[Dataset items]
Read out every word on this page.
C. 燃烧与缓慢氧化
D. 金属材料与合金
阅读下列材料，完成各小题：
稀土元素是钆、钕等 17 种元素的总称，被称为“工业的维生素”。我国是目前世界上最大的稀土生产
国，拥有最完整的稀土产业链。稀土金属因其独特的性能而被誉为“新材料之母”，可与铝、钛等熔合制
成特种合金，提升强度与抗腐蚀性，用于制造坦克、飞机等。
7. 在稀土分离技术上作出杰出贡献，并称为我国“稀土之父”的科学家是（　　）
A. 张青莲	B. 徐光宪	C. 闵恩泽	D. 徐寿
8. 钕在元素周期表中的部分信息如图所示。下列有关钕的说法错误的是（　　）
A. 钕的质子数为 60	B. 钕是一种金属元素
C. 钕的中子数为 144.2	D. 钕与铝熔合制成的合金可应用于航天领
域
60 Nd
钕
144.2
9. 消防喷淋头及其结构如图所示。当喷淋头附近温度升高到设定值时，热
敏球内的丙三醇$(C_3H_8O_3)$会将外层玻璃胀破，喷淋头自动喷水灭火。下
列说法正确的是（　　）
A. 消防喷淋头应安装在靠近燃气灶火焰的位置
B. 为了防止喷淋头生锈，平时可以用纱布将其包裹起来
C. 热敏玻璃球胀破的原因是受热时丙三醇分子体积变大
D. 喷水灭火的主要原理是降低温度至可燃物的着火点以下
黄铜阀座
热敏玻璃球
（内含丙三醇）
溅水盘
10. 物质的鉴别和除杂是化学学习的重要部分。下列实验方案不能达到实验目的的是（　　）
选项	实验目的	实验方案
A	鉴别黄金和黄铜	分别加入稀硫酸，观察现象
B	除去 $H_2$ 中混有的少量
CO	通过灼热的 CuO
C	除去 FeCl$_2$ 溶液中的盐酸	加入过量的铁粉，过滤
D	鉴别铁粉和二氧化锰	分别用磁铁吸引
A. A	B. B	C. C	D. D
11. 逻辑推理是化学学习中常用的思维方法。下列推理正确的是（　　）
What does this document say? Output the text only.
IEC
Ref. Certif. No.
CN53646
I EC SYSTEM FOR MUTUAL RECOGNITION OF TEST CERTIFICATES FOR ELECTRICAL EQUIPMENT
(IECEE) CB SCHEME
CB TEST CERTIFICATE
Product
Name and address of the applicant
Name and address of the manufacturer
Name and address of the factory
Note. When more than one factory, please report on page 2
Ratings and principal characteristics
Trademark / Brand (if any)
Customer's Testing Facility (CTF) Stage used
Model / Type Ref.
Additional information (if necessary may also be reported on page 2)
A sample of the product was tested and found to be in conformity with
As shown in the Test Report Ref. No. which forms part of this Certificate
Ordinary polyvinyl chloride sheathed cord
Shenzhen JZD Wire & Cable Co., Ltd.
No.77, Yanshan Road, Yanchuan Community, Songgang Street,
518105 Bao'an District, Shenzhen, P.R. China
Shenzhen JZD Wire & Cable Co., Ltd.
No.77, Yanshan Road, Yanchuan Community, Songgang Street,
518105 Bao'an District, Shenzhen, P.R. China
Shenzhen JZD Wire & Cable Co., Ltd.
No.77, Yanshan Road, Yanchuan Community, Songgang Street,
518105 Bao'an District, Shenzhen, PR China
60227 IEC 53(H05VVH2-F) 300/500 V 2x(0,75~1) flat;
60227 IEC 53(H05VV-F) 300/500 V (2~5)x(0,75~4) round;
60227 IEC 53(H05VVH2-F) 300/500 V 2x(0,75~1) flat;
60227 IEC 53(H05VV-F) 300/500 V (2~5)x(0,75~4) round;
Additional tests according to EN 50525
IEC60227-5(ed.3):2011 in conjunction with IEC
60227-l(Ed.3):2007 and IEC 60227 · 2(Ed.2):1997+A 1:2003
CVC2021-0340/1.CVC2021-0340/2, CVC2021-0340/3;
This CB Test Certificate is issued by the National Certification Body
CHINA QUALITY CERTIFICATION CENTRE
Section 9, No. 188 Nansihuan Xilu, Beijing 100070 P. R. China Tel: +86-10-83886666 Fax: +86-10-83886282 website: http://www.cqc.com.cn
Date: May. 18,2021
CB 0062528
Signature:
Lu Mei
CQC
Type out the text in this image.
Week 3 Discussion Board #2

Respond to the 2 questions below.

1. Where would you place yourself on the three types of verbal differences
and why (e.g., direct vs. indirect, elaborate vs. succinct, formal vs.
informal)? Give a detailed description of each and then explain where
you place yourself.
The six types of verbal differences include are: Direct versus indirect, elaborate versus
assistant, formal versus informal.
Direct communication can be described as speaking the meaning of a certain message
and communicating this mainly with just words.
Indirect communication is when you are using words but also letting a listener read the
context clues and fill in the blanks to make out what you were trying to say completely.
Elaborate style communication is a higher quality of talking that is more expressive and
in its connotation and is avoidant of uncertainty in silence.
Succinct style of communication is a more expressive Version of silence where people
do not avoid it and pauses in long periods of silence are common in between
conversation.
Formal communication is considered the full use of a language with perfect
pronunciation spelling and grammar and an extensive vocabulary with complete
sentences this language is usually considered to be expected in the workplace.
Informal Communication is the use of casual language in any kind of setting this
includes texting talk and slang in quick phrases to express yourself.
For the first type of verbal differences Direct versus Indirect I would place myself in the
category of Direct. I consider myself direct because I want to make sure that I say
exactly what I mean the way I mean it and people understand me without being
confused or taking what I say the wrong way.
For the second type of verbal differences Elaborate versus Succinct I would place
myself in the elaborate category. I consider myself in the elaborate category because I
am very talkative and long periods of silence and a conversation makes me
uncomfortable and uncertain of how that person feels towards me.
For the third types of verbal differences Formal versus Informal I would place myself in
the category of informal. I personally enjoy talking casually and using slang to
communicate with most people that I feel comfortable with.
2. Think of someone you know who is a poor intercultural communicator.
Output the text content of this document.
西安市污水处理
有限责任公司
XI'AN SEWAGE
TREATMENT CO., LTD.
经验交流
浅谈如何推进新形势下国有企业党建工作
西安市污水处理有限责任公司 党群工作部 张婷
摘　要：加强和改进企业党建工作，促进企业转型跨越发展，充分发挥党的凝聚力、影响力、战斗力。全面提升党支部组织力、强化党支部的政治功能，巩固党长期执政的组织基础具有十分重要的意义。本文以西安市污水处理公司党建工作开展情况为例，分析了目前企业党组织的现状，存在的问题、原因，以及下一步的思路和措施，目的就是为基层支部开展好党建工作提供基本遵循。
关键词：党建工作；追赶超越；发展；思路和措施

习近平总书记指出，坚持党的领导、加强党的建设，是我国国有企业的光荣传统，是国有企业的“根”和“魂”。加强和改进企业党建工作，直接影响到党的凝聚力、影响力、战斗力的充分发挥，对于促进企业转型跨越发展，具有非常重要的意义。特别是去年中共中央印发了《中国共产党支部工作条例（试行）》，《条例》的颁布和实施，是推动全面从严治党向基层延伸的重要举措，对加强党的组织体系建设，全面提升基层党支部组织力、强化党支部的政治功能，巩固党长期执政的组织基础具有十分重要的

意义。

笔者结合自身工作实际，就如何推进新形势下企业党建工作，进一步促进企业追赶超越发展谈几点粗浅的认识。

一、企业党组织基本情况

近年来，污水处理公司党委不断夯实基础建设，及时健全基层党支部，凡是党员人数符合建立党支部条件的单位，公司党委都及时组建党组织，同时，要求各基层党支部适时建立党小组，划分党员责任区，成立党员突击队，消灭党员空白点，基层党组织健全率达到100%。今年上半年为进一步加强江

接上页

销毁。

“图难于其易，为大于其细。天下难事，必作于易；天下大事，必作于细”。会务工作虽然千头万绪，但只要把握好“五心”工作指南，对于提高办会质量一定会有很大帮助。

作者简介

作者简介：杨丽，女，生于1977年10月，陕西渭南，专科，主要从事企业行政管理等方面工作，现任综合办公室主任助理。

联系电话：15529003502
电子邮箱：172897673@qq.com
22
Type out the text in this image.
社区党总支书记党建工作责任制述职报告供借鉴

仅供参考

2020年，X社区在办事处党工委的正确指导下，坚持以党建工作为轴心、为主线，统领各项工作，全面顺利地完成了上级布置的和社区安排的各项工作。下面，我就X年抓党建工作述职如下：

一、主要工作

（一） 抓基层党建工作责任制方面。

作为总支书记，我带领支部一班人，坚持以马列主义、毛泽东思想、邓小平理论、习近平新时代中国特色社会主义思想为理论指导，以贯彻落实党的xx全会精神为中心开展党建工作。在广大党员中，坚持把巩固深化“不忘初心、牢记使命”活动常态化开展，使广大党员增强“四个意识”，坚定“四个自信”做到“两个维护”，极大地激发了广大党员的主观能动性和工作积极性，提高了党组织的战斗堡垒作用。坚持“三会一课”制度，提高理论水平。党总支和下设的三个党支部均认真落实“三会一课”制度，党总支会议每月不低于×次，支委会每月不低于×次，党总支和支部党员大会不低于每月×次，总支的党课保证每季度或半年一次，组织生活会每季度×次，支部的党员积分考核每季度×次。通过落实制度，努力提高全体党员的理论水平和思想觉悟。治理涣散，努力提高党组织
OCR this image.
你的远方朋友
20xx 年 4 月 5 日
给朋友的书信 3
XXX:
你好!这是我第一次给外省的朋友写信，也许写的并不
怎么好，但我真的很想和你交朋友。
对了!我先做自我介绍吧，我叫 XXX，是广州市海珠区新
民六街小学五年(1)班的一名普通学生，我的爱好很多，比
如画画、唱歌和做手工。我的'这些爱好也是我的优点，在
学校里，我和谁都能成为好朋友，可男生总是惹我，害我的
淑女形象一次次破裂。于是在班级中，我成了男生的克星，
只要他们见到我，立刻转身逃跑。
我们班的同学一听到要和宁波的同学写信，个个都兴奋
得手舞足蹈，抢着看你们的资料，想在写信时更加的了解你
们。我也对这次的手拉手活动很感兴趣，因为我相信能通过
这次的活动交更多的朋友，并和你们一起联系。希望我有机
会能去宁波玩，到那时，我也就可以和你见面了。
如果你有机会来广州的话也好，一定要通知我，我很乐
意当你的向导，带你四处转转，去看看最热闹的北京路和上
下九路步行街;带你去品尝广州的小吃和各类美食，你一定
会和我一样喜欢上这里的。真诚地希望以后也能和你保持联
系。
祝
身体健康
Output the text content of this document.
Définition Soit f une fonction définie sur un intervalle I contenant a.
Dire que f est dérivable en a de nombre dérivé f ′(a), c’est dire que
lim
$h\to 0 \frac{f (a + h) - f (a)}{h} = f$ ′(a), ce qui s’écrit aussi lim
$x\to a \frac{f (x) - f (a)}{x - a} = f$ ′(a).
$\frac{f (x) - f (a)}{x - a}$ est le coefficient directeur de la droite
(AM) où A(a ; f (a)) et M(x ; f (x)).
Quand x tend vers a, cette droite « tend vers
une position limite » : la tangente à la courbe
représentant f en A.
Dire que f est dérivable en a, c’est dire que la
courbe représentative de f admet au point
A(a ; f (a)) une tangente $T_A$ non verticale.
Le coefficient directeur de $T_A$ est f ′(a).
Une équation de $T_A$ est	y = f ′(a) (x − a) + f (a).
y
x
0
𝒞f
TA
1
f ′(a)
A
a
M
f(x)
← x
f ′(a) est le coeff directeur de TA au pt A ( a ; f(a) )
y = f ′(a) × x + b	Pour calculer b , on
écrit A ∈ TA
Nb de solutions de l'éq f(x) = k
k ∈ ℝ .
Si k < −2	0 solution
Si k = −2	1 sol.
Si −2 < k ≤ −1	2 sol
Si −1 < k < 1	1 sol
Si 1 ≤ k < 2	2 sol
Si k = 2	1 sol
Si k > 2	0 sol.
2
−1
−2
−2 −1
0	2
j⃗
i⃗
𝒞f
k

## EXERCISE
Tally every line of the listing that holds the string "more", then give the number by itself.

## THE RESPONSE
3